◆ **GOAL**
Copy out all the records, word for word.

(Items from a data source)
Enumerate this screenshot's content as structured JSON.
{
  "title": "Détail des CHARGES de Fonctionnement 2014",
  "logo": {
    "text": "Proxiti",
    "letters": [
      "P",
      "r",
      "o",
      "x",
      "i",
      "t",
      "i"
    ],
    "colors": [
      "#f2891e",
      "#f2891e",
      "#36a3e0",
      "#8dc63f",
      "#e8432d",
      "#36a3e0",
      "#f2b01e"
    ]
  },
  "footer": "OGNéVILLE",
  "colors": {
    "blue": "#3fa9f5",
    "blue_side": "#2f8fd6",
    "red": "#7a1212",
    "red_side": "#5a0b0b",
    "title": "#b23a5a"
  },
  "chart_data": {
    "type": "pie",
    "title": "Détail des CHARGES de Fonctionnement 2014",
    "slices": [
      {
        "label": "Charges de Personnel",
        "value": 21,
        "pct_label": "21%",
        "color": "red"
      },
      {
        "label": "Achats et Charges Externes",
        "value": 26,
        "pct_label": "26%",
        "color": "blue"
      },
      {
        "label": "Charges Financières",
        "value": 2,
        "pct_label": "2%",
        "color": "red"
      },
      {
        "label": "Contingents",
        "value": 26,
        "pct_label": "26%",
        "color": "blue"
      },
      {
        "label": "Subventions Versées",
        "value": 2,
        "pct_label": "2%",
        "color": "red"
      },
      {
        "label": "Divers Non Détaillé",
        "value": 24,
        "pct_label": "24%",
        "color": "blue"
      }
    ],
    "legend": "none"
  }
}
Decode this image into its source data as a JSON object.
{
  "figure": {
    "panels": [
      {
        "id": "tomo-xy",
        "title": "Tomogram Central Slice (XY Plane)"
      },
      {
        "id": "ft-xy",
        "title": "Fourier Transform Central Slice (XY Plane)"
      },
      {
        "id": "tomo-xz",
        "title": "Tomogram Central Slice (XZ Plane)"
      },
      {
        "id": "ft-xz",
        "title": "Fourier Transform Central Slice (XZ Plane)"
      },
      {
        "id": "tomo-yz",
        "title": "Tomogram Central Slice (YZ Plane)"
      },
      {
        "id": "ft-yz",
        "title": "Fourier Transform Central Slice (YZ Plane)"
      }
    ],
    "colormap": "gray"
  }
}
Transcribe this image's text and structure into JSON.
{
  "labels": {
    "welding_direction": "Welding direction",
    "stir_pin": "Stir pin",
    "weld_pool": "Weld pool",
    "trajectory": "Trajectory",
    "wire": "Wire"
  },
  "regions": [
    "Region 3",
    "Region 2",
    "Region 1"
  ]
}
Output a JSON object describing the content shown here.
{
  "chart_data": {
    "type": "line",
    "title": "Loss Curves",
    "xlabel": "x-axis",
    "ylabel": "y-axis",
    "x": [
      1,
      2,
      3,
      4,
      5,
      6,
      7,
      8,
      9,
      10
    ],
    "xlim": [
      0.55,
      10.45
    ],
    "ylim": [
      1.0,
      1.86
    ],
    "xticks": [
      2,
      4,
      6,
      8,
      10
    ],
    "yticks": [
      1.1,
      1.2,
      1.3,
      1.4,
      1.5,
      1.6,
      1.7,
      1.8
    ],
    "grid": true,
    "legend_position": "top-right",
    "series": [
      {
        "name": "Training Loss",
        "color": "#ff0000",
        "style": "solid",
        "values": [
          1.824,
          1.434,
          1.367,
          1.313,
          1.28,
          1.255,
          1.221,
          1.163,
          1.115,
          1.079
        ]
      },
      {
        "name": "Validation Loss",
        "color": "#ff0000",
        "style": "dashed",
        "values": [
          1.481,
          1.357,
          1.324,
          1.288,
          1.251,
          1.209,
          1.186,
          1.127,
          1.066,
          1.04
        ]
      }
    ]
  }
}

◆ **FINISHED ANSWER**
Enumerate this screenshot's content as structured JSON.
{
  "title": "Détail des CHARGES de Fonctionnement 2014",
  "logo": {
    "text": "Proxiti",
    "letters": [
      "P",
      "r",
      "o",
      "x",
      "i",
      "t",
      "i"
    ],
    "colors": [
      "#f2891e",
      "#f2891e",
      "#36a3e0",
      "#8dc63f",
      "#e8432d",
      "#36a3e0",
      "#f2b01e"
    ]
  },
  "footer": "OGNéVILLE",
  "colors": {
    "blue": "#3fa9f5",
    "blue_side": "#2f8fd6",
    "red": "#7a1212",
    "red_side": "#5a0b0b",
    "title": "#b23a5a"
  },
  "chart_data": {
    "type": "pie",
    "title": "Détail des CHARGES de Fonctionnement 2014",
    "slices": [
      {
        "label": "Charges de Personnel",
        "value": 21,
        "pct_label": "21%",
        "color": "red"
      },
      {
        "label": "Achats et Charges Externes",
        "value": 26,
        "pct_label": "26%",
        "color": "blue"
      },
      {
        "label": "Charges Financières",
        "value": 2,
        "pct_label": "2%",
        "color": "red"
      },
      {
        "label": "Contingents",
        "value": 26,
        "pct_label": "26%",
        "color": "blue"
      },
      {
        "label": "Subventions Versées",
        "value": 2,
        "pct_label": "2%",
        "color": "red"
      },
      {
        "label": "Divers Non Détaillé",
        "value": 24,
        "pct_label": "24%",
        "color": "blue"
      }
    ],
    "legend": "none"
  }
}
Decode this image into its source data as a JSON object.
{
  "figure": {
    "panels": [
      {
        "id": "tomo-xy",
        "title": "Tomogram Central Slice (XY Plane)"
      },
      {
        "id": "ft-xy",
        "title": "Fourier Transform Central Slice (XY Plane)"
      },
      {
        "id": "tomo-xz",
        "title": "Tomogram Central Slice (XZ Plane)"
      },
      {
        "id": "ft-xz",
        "title": "Fourier Transform Central Slice (XZ Plane)"
      },
      {
        "id": "tomo-yz",
        "title": "Tomogram Central Slice (YZ Plane)"
      },
      {
        "id": "ft-yz",
        "title": "Fourier Transform Central Slice (YZ Plane)"
      }
    ],
    "colormap": "gray"
  }
}
Transcribe this image's text and structure into JSON.
{
  "labels": {
    "welding_direction": "Welding direction",
    "stir_pin": "Stir pin",
    "weld_pool": "Weld pool",
    "trajectory": "Trajectory",
    "wire": "Wire"
  },
  "regions": [
    "Region 3",
    "Region 2",
    "Region 1"
  ]
}
Output a JSON object describing the content shown here.
{
  "chart_data": {
    "type": "line",
    "title": "Loss Curves",
    "xlabel": "x-axis",
    "ylabel": "y-axis",
    "x": [
      1,
      2,
      3,
      4,
      5,
      6,
      7,
      8,
      9,
      10
    ],
    "xlim": [
      0.55,
      10.45
    ],
    "ylim": [
      1.0,
      1.86
    ],
    "xticks": [
      2,
      4,
      6,
      8,
      10
    ],
    "yticks": [
      1.1,
      1.2,
      1.3,
      1.4,
      1.5,
      1.6,
      1.7,
      1.8
    ],
    "grid": true,
    "legend_position": "top-right",
    "series": [
      {
        "name": "Training Loss",
        "color": "#ff0000",
        "style": "solid",
        "values": [
          1.824,
          1.434,
          1.367,
          1.313,
          1.28,
          1.255,
          1.221,
          1.163,
          1.115,
          1.079
        ]
      },
      {
        "name": "Validation Loss",
        "color": "#ff0000",
        "style": "dashed",
        "values": [
          1.481,
          1.357,
          1.324,
          1.288,
          1.251,
          1.209,
          1.186,
          1.127,
          1.066,
          1.04
        ]
      }
    ]
  }
}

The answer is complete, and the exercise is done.